- [DIRECTIONS FOR THIS TASK]: Using the data below, copy each line that includes the word "radiations".

- [PROVIDED ENTRIES]:
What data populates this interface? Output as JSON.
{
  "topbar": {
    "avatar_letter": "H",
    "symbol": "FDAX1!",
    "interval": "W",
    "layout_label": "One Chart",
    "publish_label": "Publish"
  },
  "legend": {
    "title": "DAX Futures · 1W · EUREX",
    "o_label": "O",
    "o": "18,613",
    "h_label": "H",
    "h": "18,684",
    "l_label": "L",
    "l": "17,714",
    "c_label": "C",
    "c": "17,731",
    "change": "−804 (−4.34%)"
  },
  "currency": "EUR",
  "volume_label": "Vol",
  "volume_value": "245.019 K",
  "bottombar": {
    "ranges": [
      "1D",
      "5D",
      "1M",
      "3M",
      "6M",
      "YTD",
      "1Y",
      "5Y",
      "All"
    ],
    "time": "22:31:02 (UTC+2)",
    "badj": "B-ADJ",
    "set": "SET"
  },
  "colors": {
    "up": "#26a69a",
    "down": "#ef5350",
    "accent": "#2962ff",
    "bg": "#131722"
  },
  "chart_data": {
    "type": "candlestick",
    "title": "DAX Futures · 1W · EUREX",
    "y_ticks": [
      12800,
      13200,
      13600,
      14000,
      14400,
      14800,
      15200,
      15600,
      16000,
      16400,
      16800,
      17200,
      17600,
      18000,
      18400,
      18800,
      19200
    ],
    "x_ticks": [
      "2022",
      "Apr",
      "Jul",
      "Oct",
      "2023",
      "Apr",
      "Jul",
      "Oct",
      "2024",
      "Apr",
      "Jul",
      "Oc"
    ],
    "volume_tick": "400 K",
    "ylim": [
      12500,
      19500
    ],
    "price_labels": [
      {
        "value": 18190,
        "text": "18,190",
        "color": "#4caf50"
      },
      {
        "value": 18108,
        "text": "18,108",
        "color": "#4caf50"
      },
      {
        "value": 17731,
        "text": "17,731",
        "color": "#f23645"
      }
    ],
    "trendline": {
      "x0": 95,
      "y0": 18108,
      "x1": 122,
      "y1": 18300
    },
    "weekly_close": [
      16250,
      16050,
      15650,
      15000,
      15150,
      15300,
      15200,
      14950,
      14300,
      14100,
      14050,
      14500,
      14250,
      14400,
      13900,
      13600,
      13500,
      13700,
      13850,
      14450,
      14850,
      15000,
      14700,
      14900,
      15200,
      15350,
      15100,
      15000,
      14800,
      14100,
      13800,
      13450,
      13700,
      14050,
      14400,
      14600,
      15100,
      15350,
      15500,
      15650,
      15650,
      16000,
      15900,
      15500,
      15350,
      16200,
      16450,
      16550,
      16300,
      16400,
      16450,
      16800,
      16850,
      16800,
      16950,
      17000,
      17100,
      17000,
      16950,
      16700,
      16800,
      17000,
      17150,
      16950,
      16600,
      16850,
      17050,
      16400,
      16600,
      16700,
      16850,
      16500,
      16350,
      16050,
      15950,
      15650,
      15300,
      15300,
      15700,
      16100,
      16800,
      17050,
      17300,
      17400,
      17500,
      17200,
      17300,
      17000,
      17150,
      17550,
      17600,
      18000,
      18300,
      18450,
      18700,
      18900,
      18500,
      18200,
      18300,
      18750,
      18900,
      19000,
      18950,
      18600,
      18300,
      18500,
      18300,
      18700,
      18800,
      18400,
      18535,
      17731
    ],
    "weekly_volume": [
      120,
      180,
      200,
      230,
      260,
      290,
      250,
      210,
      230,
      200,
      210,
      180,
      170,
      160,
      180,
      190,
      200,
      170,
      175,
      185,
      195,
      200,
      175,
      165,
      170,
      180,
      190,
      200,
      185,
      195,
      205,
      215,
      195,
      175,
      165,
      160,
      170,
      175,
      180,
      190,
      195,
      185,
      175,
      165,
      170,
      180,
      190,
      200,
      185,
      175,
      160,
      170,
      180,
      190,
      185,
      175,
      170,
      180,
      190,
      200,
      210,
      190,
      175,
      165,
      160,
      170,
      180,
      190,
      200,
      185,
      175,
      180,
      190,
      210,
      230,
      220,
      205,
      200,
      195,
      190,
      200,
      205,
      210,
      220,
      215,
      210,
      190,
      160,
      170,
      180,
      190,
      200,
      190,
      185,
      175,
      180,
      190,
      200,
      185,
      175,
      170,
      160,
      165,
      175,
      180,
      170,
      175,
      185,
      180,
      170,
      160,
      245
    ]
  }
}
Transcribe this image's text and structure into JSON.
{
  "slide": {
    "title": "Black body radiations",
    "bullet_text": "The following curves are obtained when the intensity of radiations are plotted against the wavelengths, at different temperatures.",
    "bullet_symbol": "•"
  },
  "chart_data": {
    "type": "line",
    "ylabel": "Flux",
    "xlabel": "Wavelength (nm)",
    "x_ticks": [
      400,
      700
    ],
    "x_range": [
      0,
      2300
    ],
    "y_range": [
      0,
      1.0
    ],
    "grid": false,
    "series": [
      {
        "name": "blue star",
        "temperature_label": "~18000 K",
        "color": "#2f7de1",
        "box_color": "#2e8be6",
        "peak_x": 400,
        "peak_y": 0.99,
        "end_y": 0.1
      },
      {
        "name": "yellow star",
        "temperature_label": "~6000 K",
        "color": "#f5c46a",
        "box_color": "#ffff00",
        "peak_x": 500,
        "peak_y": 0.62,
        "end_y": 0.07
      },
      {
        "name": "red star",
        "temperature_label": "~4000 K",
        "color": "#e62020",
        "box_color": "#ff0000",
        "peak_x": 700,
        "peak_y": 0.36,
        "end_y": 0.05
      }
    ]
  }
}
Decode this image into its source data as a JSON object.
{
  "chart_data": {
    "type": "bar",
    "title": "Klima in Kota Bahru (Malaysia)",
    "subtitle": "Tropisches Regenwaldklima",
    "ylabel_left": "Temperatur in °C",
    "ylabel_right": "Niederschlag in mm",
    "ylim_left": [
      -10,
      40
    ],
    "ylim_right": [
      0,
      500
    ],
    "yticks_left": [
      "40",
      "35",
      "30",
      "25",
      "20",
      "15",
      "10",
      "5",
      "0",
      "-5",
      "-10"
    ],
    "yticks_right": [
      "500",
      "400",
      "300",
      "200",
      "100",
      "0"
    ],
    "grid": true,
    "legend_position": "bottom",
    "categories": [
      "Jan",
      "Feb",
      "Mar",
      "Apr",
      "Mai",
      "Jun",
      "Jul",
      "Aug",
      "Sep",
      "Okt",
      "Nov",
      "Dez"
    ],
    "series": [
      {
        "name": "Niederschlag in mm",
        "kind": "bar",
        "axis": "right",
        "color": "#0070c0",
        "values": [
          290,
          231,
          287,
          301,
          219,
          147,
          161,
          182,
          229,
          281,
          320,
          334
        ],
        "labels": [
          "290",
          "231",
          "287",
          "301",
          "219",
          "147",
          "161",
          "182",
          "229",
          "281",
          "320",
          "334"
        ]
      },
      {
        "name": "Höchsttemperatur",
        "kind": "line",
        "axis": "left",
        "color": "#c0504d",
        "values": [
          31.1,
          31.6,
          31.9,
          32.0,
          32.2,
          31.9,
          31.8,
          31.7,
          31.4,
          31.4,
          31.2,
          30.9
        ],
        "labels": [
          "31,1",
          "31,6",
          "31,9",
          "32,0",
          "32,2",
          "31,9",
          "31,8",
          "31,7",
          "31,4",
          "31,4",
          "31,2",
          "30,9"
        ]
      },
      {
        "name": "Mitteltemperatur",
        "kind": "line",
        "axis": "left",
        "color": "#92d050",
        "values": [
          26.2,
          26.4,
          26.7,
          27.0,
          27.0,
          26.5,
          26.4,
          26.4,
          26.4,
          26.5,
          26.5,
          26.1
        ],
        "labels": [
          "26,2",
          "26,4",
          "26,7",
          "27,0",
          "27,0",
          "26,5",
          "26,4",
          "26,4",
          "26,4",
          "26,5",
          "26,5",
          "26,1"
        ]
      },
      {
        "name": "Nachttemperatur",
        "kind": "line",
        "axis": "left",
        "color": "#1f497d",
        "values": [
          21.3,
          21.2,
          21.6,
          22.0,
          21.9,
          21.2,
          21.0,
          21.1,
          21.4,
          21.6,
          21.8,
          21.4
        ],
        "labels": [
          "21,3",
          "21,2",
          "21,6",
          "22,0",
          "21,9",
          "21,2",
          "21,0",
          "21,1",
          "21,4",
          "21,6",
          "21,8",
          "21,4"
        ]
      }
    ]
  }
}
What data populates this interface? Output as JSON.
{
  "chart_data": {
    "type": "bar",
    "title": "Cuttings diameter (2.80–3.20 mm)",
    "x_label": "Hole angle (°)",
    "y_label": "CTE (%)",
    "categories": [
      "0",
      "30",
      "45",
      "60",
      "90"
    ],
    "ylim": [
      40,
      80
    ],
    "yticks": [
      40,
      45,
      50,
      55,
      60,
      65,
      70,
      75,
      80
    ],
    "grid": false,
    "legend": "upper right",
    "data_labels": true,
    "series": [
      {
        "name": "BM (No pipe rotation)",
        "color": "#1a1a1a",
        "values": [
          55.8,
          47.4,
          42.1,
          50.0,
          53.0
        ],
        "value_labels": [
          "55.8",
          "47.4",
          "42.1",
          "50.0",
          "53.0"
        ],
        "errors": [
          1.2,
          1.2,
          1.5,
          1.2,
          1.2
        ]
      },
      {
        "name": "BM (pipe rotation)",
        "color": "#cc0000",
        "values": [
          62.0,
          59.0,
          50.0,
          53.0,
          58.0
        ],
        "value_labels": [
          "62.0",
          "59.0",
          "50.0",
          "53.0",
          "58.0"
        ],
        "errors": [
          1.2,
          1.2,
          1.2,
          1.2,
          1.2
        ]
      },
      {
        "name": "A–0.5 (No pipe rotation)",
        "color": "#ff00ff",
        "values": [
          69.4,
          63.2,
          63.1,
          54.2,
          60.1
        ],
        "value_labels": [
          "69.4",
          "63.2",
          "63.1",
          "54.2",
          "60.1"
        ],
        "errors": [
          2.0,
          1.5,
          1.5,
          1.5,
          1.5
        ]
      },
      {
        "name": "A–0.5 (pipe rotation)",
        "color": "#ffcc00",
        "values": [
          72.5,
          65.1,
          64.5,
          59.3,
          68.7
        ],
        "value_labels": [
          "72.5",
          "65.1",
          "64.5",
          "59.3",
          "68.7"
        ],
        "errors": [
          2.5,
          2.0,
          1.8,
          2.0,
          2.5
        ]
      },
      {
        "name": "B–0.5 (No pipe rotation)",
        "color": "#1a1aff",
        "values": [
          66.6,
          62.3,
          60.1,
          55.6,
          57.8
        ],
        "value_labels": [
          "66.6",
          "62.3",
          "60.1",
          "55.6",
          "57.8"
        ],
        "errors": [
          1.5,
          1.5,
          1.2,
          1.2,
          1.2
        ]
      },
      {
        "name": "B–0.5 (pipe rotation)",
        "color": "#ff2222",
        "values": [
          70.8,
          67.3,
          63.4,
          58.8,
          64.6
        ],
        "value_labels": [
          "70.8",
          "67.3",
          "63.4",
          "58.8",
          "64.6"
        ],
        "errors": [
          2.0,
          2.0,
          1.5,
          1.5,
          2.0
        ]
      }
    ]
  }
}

- [SOLUTION TO THE PROBLEM]:
    "title": "Black body radiations",
    "bullet_text": "The following curves are obtained when the intensity of radiations are plotted against the wavelengths, at different temperatures.",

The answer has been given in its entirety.